= RECORDS FOR THE EXERCISE =

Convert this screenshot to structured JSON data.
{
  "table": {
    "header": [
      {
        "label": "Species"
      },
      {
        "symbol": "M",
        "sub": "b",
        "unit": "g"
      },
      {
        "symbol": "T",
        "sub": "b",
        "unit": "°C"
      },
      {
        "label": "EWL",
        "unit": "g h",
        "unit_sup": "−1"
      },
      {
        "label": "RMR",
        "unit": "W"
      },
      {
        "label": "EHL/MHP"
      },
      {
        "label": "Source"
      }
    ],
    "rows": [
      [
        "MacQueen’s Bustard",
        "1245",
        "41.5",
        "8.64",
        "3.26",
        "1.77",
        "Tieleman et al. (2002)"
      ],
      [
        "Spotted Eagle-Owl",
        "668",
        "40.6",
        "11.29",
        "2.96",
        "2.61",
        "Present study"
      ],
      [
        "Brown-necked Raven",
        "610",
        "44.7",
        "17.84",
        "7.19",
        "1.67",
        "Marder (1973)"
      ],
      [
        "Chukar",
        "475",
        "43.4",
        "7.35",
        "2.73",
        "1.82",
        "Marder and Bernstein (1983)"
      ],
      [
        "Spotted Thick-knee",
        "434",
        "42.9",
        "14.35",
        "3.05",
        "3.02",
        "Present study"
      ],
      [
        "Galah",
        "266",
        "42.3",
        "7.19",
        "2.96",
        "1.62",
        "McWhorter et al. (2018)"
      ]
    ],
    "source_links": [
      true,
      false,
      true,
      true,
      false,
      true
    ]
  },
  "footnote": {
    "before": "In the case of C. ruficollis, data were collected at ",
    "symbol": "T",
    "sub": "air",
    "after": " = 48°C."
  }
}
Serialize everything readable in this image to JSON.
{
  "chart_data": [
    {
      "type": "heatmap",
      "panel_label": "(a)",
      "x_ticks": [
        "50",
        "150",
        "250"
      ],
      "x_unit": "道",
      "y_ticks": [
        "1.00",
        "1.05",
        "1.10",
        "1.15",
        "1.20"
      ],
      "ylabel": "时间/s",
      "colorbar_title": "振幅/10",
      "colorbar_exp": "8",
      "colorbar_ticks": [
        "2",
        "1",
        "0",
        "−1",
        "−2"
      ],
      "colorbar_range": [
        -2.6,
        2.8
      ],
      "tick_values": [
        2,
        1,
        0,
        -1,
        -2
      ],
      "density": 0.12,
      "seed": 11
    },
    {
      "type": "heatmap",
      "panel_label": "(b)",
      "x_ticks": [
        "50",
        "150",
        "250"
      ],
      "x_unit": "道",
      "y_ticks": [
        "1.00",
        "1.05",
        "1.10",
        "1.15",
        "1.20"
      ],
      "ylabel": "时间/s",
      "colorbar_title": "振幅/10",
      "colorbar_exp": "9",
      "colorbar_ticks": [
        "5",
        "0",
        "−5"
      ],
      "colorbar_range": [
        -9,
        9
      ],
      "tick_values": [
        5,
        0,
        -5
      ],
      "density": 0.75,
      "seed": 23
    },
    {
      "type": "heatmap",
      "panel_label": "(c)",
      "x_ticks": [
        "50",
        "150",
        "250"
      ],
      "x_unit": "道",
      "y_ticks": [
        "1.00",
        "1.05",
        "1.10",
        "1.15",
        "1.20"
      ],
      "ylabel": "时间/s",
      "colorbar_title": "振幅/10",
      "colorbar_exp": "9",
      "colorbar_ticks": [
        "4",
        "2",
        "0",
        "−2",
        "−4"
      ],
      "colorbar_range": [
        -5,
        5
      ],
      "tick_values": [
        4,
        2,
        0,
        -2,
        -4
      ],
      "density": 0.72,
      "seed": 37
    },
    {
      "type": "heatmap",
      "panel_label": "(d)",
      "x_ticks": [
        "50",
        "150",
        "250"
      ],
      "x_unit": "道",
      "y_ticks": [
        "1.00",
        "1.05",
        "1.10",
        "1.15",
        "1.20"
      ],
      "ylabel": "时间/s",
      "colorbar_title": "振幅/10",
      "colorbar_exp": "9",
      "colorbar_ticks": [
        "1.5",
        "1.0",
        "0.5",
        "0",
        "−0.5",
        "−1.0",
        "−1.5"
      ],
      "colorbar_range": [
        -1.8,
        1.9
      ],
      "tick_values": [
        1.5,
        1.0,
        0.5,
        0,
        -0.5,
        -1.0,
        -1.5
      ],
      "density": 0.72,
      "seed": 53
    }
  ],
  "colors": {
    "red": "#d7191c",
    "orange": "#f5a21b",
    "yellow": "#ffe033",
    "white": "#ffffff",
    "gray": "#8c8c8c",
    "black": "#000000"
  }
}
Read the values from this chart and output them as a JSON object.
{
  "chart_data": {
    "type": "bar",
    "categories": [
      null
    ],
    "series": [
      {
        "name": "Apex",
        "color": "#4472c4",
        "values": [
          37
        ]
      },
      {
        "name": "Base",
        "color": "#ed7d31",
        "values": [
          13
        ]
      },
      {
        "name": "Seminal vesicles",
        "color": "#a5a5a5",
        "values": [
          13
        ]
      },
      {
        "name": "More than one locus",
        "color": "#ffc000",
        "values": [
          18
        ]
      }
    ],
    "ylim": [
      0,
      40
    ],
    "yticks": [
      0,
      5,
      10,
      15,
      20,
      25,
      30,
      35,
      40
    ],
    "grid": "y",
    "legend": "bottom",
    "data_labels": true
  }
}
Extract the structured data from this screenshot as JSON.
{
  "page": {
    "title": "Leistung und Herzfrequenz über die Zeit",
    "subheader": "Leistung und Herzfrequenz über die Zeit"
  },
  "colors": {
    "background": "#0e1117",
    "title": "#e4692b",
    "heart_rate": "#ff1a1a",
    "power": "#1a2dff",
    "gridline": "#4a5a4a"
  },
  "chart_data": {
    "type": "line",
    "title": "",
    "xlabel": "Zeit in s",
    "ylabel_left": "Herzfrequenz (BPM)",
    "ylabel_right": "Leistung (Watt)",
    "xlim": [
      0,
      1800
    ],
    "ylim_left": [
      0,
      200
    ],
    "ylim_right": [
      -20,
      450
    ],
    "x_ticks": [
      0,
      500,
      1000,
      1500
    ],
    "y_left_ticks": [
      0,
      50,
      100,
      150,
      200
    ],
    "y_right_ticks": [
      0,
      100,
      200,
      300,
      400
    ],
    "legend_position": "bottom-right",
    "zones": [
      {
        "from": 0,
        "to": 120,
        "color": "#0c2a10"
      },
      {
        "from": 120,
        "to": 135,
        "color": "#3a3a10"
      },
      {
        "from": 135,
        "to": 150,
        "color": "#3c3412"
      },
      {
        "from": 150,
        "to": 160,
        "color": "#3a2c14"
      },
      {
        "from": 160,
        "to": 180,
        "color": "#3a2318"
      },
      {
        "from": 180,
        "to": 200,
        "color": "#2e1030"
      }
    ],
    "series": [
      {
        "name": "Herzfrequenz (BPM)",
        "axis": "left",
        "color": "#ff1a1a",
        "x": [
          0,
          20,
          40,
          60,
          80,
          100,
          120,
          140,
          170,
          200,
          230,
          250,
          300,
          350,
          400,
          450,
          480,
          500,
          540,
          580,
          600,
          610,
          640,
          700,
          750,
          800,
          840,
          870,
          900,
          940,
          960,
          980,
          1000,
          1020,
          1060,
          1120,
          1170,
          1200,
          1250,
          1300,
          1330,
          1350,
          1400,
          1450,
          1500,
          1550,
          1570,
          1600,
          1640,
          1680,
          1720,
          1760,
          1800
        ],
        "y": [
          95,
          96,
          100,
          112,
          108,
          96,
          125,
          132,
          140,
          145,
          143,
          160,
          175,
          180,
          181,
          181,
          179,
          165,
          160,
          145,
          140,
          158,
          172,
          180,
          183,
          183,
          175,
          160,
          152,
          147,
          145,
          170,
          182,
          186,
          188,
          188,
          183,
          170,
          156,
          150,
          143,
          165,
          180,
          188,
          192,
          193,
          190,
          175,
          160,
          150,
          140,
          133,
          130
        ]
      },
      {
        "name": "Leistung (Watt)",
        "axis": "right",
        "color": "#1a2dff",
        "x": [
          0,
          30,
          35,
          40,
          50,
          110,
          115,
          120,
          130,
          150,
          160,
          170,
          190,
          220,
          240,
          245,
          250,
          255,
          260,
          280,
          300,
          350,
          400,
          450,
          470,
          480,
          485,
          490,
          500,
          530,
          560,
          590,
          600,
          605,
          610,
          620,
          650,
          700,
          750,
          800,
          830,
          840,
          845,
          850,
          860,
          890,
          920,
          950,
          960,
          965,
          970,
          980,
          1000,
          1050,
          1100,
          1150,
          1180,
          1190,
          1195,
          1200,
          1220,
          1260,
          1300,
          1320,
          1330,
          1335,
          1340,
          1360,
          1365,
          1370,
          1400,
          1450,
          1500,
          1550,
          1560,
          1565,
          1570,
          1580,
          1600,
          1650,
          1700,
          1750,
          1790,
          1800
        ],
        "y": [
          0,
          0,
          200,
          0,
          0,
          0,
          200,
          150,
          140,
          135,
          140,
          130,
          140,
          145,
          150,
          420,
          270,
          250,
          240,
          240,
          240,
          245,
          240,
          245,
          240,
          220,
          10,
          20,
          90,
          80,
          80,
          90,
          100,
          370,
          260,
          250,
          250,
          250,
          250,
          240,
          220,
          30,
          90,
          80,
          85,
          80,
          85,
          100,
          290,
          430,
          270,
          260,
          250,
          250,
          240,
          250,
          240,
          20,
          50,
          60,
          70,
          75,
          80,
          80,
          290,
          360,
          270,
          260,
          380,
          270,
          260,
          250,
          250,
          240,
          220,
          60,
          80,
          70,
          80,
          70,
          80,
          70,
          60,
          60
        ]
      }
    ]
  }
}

= SHORT PROBLEM =
Look through the data above. Each line containing the word "bottom" needs to be copied.

= EXPECTED OUTPUT =
    "legend": "bottom",
    "legend_position": "bottom-right",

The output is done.